Requirements -> Every entry must be echoed exactly.

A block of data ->
+===+

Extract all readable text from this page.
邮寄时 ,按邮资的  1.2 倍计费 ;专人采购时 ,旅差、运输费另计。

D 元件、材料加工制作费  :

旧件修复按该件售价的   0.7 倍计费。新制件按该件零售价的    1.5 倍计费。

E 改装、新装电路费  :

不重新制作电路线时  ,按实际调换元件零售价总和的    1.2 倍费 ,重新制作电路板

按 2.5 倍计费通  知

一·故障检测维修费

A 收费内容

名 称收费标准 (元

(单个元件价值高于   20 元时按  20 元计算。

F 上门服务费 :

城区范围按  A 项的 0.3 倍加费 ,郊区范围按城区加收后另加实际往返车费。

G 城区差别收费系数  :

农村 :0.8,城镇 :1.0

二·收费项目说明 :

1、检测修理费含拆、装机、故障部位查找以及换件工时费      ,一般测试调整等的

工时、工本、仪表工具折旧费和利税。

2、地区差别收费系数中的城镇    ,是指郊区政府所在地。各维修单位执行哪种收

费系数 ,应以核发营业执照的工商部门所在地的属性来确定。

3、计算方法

+===+

Exercise result ->
Extract all readable text from this page.
邮寄时 ,按邮资的  1.2 倍计费 ;专人采购时 ,旅差、运输费另计。

D 元件、材料加工制作费  :

旧件修复按该件售价的   0.7 倍计费。新制件按该件零售价的    1.5 倍计费。

E 改装、新装电路费  :

不重新制作电路线时  ,按实际调换元件零售价总和的    1.2 倍费 ,重新制作电路板

按 2.5 倍计费通  知

一·故障检测维修费

A 收费内容

名 称收费标准 (元

(单个元件价值高于   20 元时按  20 元计算。

F 上门服务费 :

城区范围按  A 项的 0.3 倍加费 ,郊区范围按城区加收后另加实际往返车费。

G 城区差别收费系数  :

农村 :0.8,城镇 :1.0

二·收费项目说明 :

1、检测修理费含拆、装机、故障部位查找以及换件工时费      ,一般测试调整等的

工时、工本、仪表工具折旧费和利税。

2、地区差别收费系数中的城镇    ,是指郊区政府所在地。各维修单位执行哪种收

费系数 ,应以核发营业执照的工商部门所在地的属性来确定。

3、计算方法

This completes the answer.